* EXERCISE BRIEF: Output all of the entries below precisely as written.

>> Start AVAILABLE RECORDS

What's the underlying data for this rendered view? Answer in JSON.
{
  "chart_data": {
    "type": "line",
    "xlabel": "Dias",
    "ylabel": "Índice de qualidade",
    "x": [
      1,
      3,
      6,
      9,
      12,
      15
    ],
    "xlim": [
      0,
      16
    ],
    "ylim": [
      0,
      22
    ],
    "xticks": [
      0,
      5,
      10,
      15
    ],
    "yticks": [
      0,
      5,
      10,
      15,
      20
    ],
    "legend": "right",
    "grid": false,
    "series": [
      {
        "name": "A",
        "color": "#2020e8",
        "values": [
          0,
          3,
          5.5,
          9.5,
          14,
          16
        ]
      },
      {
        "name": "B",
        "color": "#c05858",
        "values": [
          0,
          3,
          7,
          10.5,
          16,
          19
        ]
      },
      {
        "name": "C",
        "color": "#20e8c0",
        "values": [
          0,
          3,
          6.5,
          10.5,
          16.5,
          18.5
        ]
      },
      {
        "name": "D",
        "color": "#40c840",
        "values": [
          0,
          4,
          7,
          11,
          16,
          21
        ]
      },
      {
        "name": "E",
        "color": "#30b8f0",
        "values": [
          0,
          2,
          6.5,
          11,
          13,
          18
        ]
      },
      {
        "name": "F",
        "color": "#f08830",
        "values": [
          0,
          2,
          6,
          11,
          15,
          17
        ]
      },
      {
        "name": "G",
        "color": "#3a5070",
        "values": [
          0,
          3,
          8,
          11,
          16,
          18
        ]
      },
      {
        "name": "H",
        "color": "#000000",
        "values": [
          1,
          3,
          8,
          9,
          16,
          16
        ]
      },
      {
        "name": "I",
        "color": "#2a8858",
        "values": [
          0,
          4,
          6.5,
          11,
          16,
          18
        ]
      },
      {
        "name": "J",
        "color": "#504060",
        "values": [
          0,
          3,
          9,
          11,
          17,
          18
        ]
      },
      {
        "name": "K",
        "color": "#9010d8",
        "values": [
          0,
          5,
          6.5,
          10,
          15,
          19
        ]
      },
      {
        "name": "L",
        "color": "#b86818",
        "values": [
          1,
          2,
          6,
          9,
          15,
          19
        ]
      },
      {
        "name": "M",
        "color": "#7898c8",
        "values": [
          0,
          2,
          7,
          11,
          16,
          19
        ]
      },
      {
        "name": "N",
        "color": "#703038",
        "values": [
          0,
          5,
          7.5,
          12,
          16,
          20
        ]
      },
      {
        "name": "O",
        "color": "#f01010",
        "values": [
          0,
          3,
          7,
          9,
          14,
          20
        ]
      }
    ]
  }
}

>> End AVAILABLE RECORDS

* TASK OUTPUT:
What's the underlying data for this rendered view? Answer in JSON.
{
  "chart_data": {
    "type": "line",
    "xlabel": "Dias",
    "ylabel": "Índice de qualidade",
    "x": [
      1,
      3,
      6,
      9,
      12,
      15
    ],
    "xlim": [
      0,
      16
    ],
    "ylim": [
      0,
      22
    ],
    "xticks": [
      0,
      5,
      10,
      15
    ],
    "yticks": [
      0,
      5,
      10,
      15,
      20
    ],
    "legend": "right",
    "grid": false,
    "series": [
      {
        "name": "A",
        "color": "#2020e8",
        "values": [
          0,
          3,
          5.5,
          9.5,
          14,
          16
        ]
      },
      {
        "name": "B",
        "color": "#c05858",
        "values": [
          0,
          3,
          7,
          10.5,
          16,
          19
        ]
      },
      {
        "name": "C",
        "color": "#20e8c0",
        "values": [
          0,
          3,
          6.5,
          10.5,
          16.5,
          18.5
        ]
      },
      {
        "name": "D",
        "color": "#40c840",
        "values": [
          0,
          4,
          7,
          11,
          16,
          21
        ]
      },
      {
        "name": "E",
        "color": "#30b8f0",
        "values": [
          0,
          2,
          6.5,
          11,
          13,
          18
        ]
      },
      {
        "name": "F",
        "color": "#f08830",
        "values": [
          0,
          2,
          6,
          11,
          15,
          17
        ]
      },
      {
        "name": "G",
        "color": "#3a5070",
        "values": [
          0,
          3,
          8,
          11,
          16,
          18
        ]
      },
      {
        "name": "H",
        "color": "#000000",
        "values": [
          1,
          3,
          8,
          9,
          16,
          16
        ]
      },
      {
        "name": "I",
        "color": "#2a8858",
        "values": [
          0,
          4,
          6.5,
          11,
          16,
          18
        ]
      },
      {
        "name": "J",
        "color": "#504060",
        "values": [
          0,
          3,
          9,
          11,
          17,
          18
        ]
      },
      {
        "name": "K",
        "color": "#9010d8",
        "values": [
          0,
          5,
          6.5,
          10,
          15,
          19
        ]
      },
      {
        "name": "L",
        "color": "#b86818",
        "values": [
          1,
          2,
          6,
          9,
          15,
          19
        ]
      },
      {
        "name": "M",
        "color": "#7898c8",
        "values": [
          0,
          2,
          7,
          11,
          16,
          19
        ]
      },
      {
        "name": "N",
        "color": "#703038",
        "values": [
          0,
          5,
          7.5,
          12,
          16,
          20
        ]
      },
      {
        "name": "O",
        "color": "#f01010",
        "values": [
          0,
          3,
          7,
          9,
          14,
          20
        ]
      }
    ]
  }
}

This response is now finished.